• Written instruction
Output the entries below exactly as written, omitting pictures.

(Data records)
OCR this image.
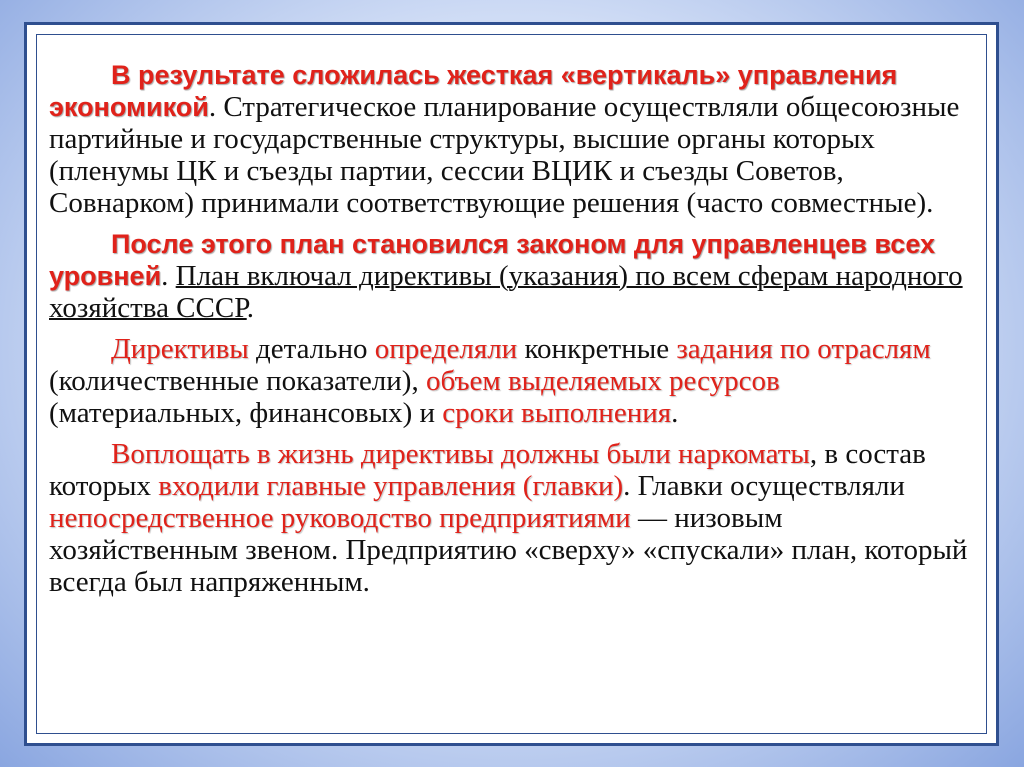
В результате сложилась жесткая «вертикаль» управления экономикой. Стратегическое планирование осуществляли общесоюзные партийные и государственные структуры, высшие органы которых (пленумы ЦК и съезды партии, сессии ВЦИК и съезды Советов, Совнарком) принимали соответствующие решения (часто совместные).

После этого план становился законом для управленцев всех уровней. План включал директивы (указания) по всем сферам народного хозяйства СССР.

Директивы детально определяли конкретные задания по отраслям (количественные показатели), объем выделяемых ресурсов (материальных, финансовых) и сроки выполнения.

Воплощать в жизнь директивы должны были наркоматы, в состав которых входили главные управления (главки). Главки осуществляли непосредственное руководство предприятиями — низовым хозяйственным звеном. Предприятию «сверху» «спускали» план, который всегда был напряженным.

• Response to this task
OCR this image.
В результате сложилась жесткая «вертикаль» управления экономикой. Стратегическое планирование осуществляли общесоюзные партийные и государственные структуры, высшие органы которых (пленумы ЦК и съезды партии, сессии ВЦИК и съезды Советов, Совнарком) принимали соответствующие решения (часто совместные).

После этого план становился законом для управленцев всех уровней. План включал директивы (указания) по всем сферам народного хозяйства СССР.

Директивы детально определяли конкретные задания по отраслям (количественные показатели), объем выделяемых ресурсов (материальных, финансовых) и сроки выполнения.

Воплощать в жизнь директивы должны были наркоматы, в состав которых входили главные управления (главки). Главки осуществляли непосредственное руководство предприятиями — низовым хозяйственным звеном. Предприятию «сверху» «спускали» план, который всегда был напряженным.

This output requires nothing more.